(Records that describe figures)

........

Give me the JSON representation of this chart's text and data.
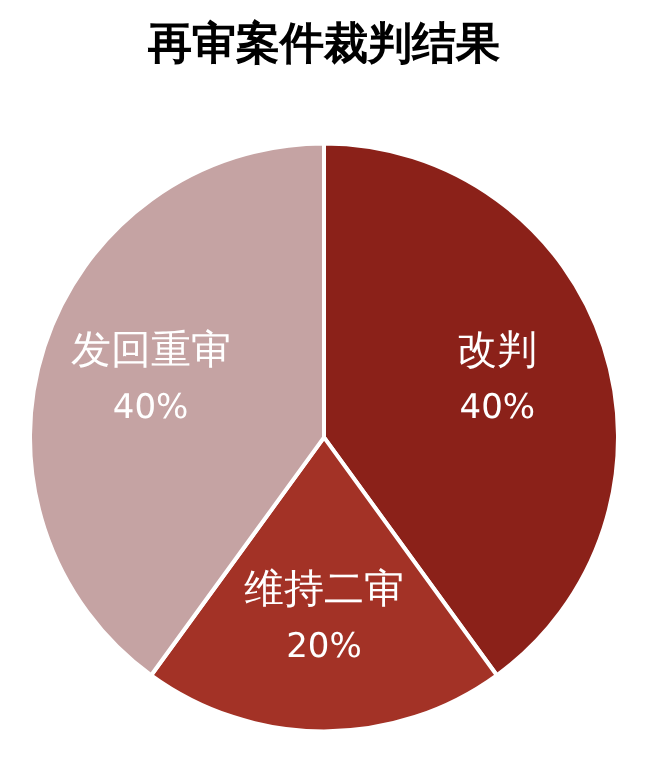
{
  "chart_data": {
    "type": "pie",
    "title": "再审案件裁判结果",
    "categories": [
      "改判",
      "维持二审",
      "发回重审"
    ],
    "values": [
      40,
      20,
      40
    ],
    "value_labels": [
      "40%",
      "20%",
      "40%"
    ],
    "colors": [
      "#8b2119",
      "#a33226",
      "#c5a3a3"
    ],
    "legend": false
  }
}
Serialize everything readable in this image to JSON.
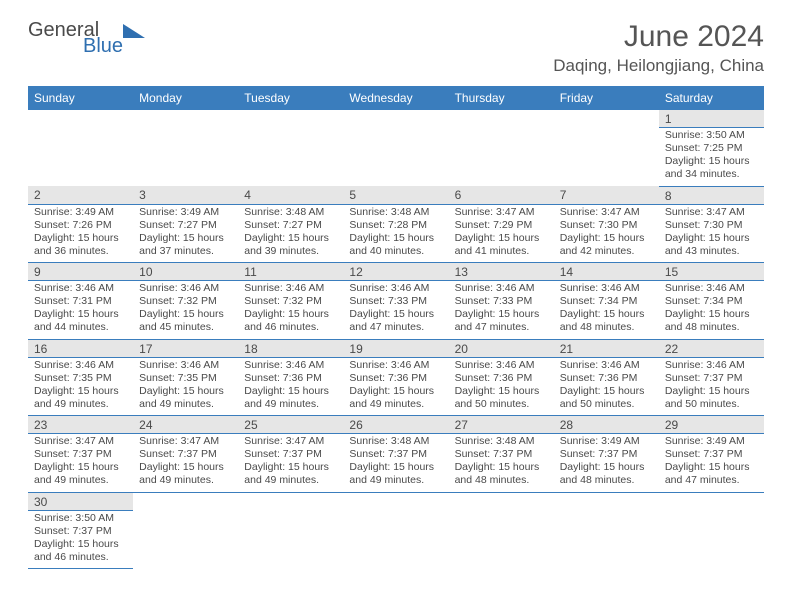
{
  "brand": {
    "word1": "General",
    "word2": "Blue"
  },
  "title": "June 2024",
  "location": "Daqing, Heilongjiang, China",
  "colors": {
    "header_bg": "#3a7dbd",
    "header_fg": "#ffffff",
    "daynum_bg": "#e6e6e6",
    "border": "#3a7dbd",
    "text": "#4a4a4a",
    "brand_accent": "#2f6fb0"
  },
  "day_headers": [
    "Sunday",
    "Monday",
    "Tuesday",
    "Wednesday",
    "Thursday",
    "Friday",
    "Saturday"
  ],
  "weeks": [
    [
      null,
      null,
      null,
      null,
      null,
      null,
      {
        "n": "1",
        "r": "3:50 AM",
        "s": "7:25 PM",
        "d": "15 hours and 34 minutes."
      }
    ],
    [
      {
        "n": "2",
        "r": "3:49 AM",
        "s": "7:26 PM",
        "d": "15 hours and 36 minutes."
      },
      {
        "n": "3",
        "r": "3:49 AM",
        "s": "7:27 PM",
        "d": "15 hours and 37 minutes."
      },
      {
        "n": "4",
        "r": "3:48 AM",
        "s": "7:27 PM",
        "d": "15 hours and 39 minutes."
      },
      {
        "n": "5",
        "r": "3:48 AM",
        "s": "7:28 PM",
        "d": "15 hours and 40 minutes."
      },
      {
        "n": "6",
        "r": "3:47 AM",
        "s": "7:29 PM",
        "d": "15 hours and 41 minutes."
      },
      {
        "n": "7",
        "r": "3:47 AM",
        "s": "7:30 PM",
        "d": "15 hours and 42 minutes."
      },
      {
        "n": "8",
        "r": "3:47 AM",
        "s": "7:30 PM",
        "d": "15 hours and 43 minutes."
      }
    ],
    [
      {
        "n": "9",
        "r": "3:46 AM",
        "s": "7:31 PM",
        "d": "15 hours and 44 minutes."
      },
      {
        "n": "10",
        "r": "3:46 AM",
        "s": "7:32 PM",
        "d": "15 hours and 45 minutes."
      },
      {
        "n": "11",
        "r": "3:46 AM",
        "s": "7:32 PM",
        "d": "15 hours and 46 minutes."
      },
      {
        "n": "12",
        "r": "3:46 AM",
        "s": "7:33 PM",
        "d": "15 hours and 47 minutes."
      },
      {
        "n": "13",
        "r": "3:46 AM",
        "s": "7:33 PM",
        "d": "15 hours and 47 minutes."
      },
      {
        "n": "14",
        "r": "3:46 AM",
        "s": "7:34 PM",
        "d": "15 hours and 48 minutes."
      },
      {
        "n": "15",
        "r": "3:46 AM",
        "s": "7:34 PM",
        "d": "15 hours and 48 minutes."
      }
    ],
    [
      {
        "n": "16",
        "r": "3:46 AM",
        "s": "7:35 PM",
        "d": "15 hours and 49 minutes."
      },
      {
        "n": "17",
        "r": "3:46 AM",
        "s": "7:35 PM",
        "d": "15 hours and 49 minutes."
      },
      {
        "n": "18",
        "r": "3:46 AM",
        "s": "7:36 PM",
        "d": "15 hours and 49 minutes."
      },
      {
        "n": "19",
        "r": "3:46 AM",
        "s": "7:36 PM",
        "d": "15 hours and 49 minutes."
      },
      {
        "n": "20",
        "r": "3:46 AM",
        "s": "7:36 PM",
        "d": "15 hours and 50 minutes."
      },
      {
        "n": "21",
        "r": "3:46 AM",
        "s": "7:36 PM",
        "d": "15 hours and 50 minutes."
      },
      {
        "n": "22",
        "r": "3:46 AM",
        "s": "7:37 PM",
        "d": "15 hours and 50 minutes."
      }
    ],
    [
      {
        "n": "23",
        "r": "3:47 AM",
        "s": "7:37 PM",
        "d": "15 hours and 49 minutes."
      },
      {
        "n": "24",
        "r": "3:47 AM",
        "s": "7:37 PM",
        "d": "15 hours and 49 minutes."
      },
      {
        "n": "25",
        "r": "3:47 AM",
        "s": "7:37 PM",
        "d": "15 hours and 49 minutes."
      },
      {
        "n": "26",
        "r": "3:48 AM",
        "s": "7:37 PM",
        "d": "15 hours and 49 minutes."
      },
      {
        "n": "27",
        "r": "3:48 AM",
        "s": "7:37 PM",
        "d": "15 hours and 48 minutes."
      },
      {
        "n": "28",
        "r": "3:49 AM",
        "s": "7:37 PM",
        "d": "15 hours and 48 minutes."
      },
      {
        "n": "29",
        "r": "3:49 AM",
        "s": "7:37 PM",
        "d": "15 hours and 47 minutes."
      }
    ],
    [
      {
        "n": "30",
        "r": "3:50 AM",
        "s": "7:37 PM",
        "d": "15 hours and 46 minutes."
      },
      null,
      null,
      null,
      null,
      null,
      null
    ]
  ],
  "labels": {
    "sunrise": "Sunrise:",
    "sunset": "Sunset:",
    "daylight": "Daylight:"
  }
}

........

Exercise task - Repeat the listing above exactly, with no pictures.

Answer below -
Give me the JSON representation of this chart's text and data.
{
  "chart_data": {
    "type": "pie",
    "title": "再审案件裁判结果",
    "categories": [
      "改判",
      "维持二审",
      "发回重审"
    ],
    "values": [
      40,
      20,
      40
    ],
    "value_labels": [
      "40%",
      "20%",
      "40%"
    ],
    "colors": [
      "#8b2119",
      "#a33226",
      "#c5a3a3"
    ],
    "legend": false
  }
}
Serialize everything readable in this image to JSON.
{
  "brand": {
    "word1": "General",
    "word2": "Blue"
  },
  "title": "June 2024",
  "location": "Daqing, Heilongjiang, China",
  "colors": {
    "header_bg": "#3a7dbd",
    "header_fg": "#ffffff",
    "daynum_bg": "#e6e6e6",
    "border": "#3a7dbd",
    "text": "#4a4a4a",
    "brand_accent": "#2f6fb0"
  },
  "day_headers": [
    "Sunday",
    "Monday",
    "Tuesday",
    "Wednesday",
    "Thursday",
    "Friday",
    "Saturday"
  ],
  "weeks": [
    [
      null,
      null,
      null,
      null,
      null,
      null,
      {
        "n": "1",
        "r": "3:50 AM",
        "s": "7:25 PM",
        "d": "15 hours and 34 minutes."
      }
    ],
    [
      {
        "n": "2",
        "r": "3:49 AM",
        "s": "7:26 PM",
        "d": "15 hours and 36 minutes."
      },
      {
        "n": "3",
        "r": "3:49 AM",
        "s": "7:27 PM",
        "d": "15 hours and 37 minutes."
      },
      {
        "n": "4",
        "r": "3:48 AM",
        "s": "7:27 PM",
        "d": "15 hours and 39 minutes."
      },
      {
        "n": "5",
        "r": "3:48 AM",
        "s": "7:28 PM",
        "d": "15 hours and 40 minutes."
      },
      {
        "n": "6",
        "r": "3:47 AM",
        "s": "7:29 PM",
        "d": "15 hours and 41 minutes."
      },
      {
        "n": "7",
        "r": "3:47 AM",
        "s": "7:30 PM",
        "d": "15 hours and 42 minutes."
      },
      {
        "n": "8",
        "r": "3:47 AM",
        "s": "7:30 PM",
        "d": "15 hours and 43 minutes."
      }
    ],
    [
      {
        "n": "9",
        "r": "3:46 AM",
        "s": "7:31 PM",
        "d": "15 hours and 44 minutes."
      },
      {
        "n": "10",
        "r": "3:46 AM",
        "s": "7:32 PM",
        "d": "15 hours and 45 minutes."
      },
      {
        "n": "11",
        "r": "3:46 AM",
        "s": "7:32 PM",
        "d": "15 hours and 46 minutes."
      },
      {
        "n": "12",
        "r": "3:46 AM",
        "s": "7:33 PM",
        "d": "15 hours and 47 minutes."
      },
      {
        "n": "13",
        "r": "3:46 AM",
        "s": "7:33 PM",
        "d": "15 hours and 47 minutes."
      },
      {
        "n": "14",
        "r": "3:46 AM",
        "s": "7:34 PM",
        "d": "15 hours and 48 minutes."
      },
      {
        "n": "15",
        "r": "3:46 AM",
        "s": "7:34 PM",
        "d": "15 hours and 48 minutes."
      }
    ],
    [
      {
        "n": "16",
        "r": "3:46 AM",
        "s": "7:35 PM",
        "d": "15 hours and 49 minutes."
      },
      {
        "n": "17",
        "r": "3:46 AM",
        "s": "7:35 PM",
        "d": "15 hours and 49 minutes."
      },
      {
        "n": "18",
        "r": "3:46 AM",
        "s": "7:36 PM",
        "d": "15 hours and 49 minutes."
      },
      {
        "n": "19",
        "r": "3:46 AM",
        "s": "7:36 PM",
        "d": "15 hours and 49 minutes."
      },
      {
        "n": "20",
        "r": "3:46 AM",
        "s": "7:36 PM",
        "d": "15 hours and 50 minutes."
      },
      {
        "n": "21",
        "r": "3:46 AM",
        "s": "7:36 PM",
        "d": "15 hours and 50 minutes."
      },
      {
        "n": "22",
        "r": "3:46 AM",
        "s": "7:37 PM",
        "d": "15 hours and 50 minutes."
      }
    ],
    [
      {
        "n": "23",
        "r": "3:47 AM",
        "s": "7:37 PM",
        "d": "15 hours and 49 minutes."
      },
      {
        "n": "24",
        "r": "3:47 AM",
        "s": "7:37 PM",
        "d": "15 hours and 49 minutes."
      },
      {
        "n": "25",
        "r": "3:47 AM",
        "s": "7:37 PM",
        "d": "15 hours and 49 minutes."
      },
      {
        "n": "26",
        "r": "3:48 AM",
        "s": "7:37 PM",
        "d": "15 hours and 49 minutes."
      },
      {
        "n": "27",
        "r": "3:48 AM",
        "s": "7:37 PM",
        "d": "15 hours and 48 minutes."
      },
      {
        "n": "28",
        "r": "3:49 AM",
        "s": "7:37 PM",
        "d": "15 hours and 48 minutes."
      },
      {
        "n": "29",
        "r": "3:49 AM",
        "s": "7:37 PM",
        "d": "15 hours and 47 minutes."
      }
    ],
    [
      {
        "n": "30",
        "r": "3:50 AM",
        "s": "7:37 PM",
        "d": "15 hours and 46 minutes."
      },
      null,
      null,
      null,
      null,
      null,
      null
    ]
  ],
  "labels": {
    "sunrise": "Sunrise:",
    "sunset": "Sunset:",
    "daylight": "Daylight:"
  }
}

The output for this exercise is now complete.